◆ Given data ◆
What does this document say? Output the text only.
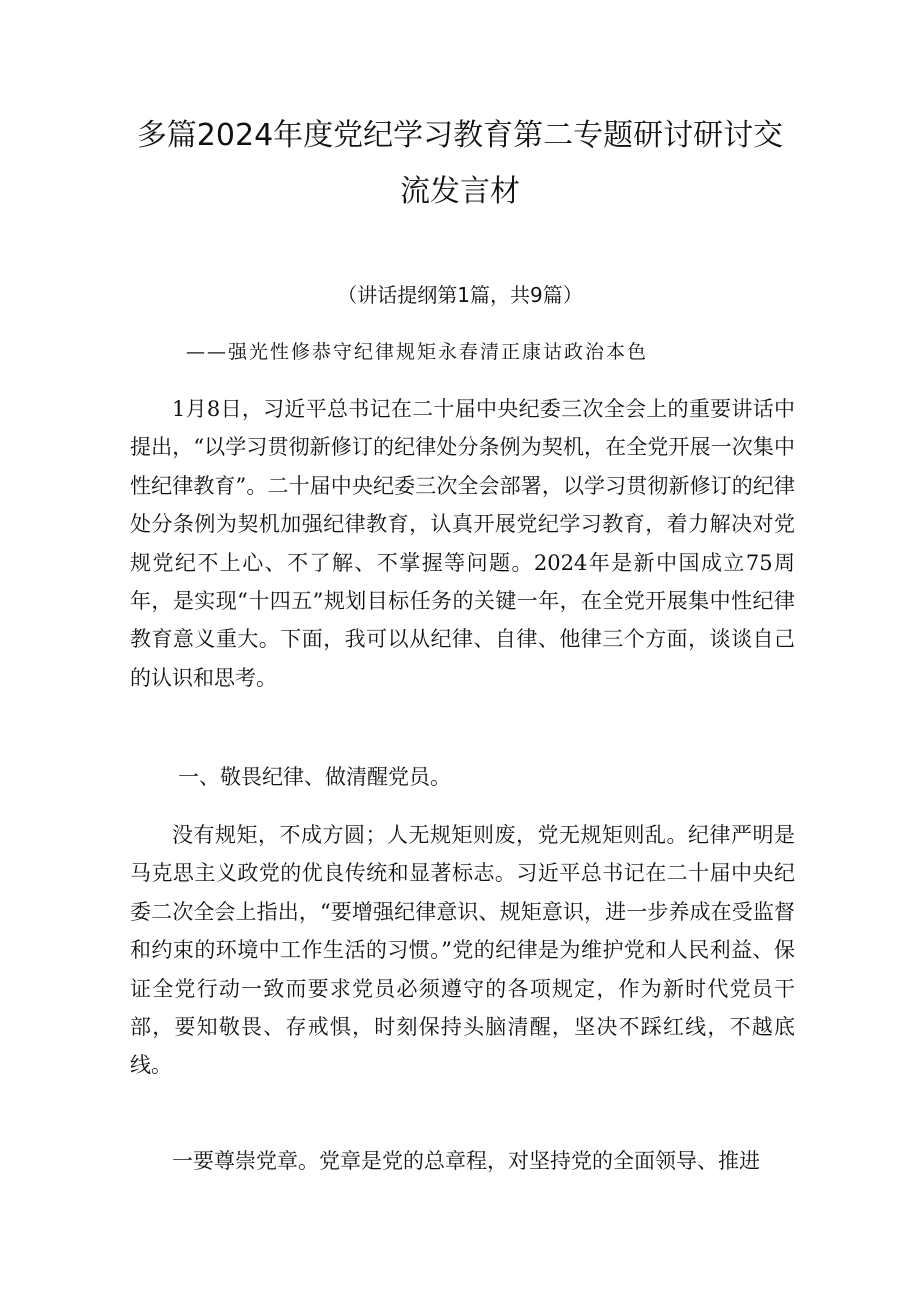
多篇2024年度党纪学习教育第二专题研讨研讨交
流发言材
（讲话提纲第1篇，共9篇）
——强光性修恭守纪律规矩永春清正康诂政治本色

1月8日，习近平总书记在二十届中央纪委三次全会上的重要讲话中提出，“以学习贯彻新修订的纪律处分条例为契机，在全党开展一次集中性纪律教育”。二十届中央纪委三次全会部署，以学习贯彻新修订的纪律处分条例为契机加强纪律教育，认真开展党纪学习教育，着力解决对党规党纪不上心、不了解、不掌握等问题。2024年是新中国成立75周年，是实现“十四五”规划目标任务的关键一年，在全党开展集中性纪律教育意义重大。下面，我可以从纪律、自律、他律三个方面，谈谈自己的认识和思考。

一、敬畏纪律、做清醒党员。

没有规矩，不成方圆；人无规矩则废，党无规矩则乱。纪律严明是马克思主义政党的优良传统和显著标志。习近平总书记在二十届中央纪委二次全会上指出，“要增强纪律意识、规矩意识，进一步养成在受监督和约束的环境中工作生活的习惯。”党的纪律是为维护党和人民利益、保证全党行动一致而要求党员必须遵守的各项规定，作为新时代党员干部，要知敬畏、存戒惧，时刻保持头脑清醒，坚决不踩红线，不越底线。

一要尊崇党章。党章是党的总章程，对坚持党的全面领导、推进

◆ Given request ◆
Without the pictures, repeat the listing above exactly.

◆ Written solution ◆
What does this document say? Output the text only.
多篇2024年度党纪学习教育第二专题研讨研讨交
流发言材
（讲话提纲第1篇，共9篇）
——强光性修恭守纪律规矩永春清正康诂政治本色

1月8日，习近平总书记在二十届中央纪委三次全会上的重要讲话中提出，“以学习贯彻新修订的纪律处分条例为契机，在全党开展一次集中性纪律教育”。二十届中央纪委三次全会部署，以学习贯彻新修订的纪律处分条例为契机加强纪律教育，认真开展党纪学习教育，着力解决对党规党纪不上心、不了解、不掌握等问题。2024年是新中国成立75周年，是实现“十四五”规划目标任务的关键一年，在全党开展集中性纪律教育意义重大。下面，我可以从纪律、自律、他律三个方面，谈谈自己的认识和思考。

一、敬畏纪律、做清醒党员。

没有规矩，不成方圆；人无规矩则废，党无规矩则乱。纪律严明是马克思主义政党的优良传统和显著标志。习近平总书记在二十届中央纪委二次全会上指出，“要增强纪律意识、规矩意识，进一步养成在受监督和约束的环境中工作生活的习惯。”党的纪律是为维护党和人民利益、保证全党行动一致而要求党员必须遵守的各项规定，作为新时代党员干部，要知敬畏、存戒惧，时刻保持头脑清醒，坚决不踩红线，不越底线。

一要尊崇党章。党章是党的总章程，对坚持党的全面领导、推进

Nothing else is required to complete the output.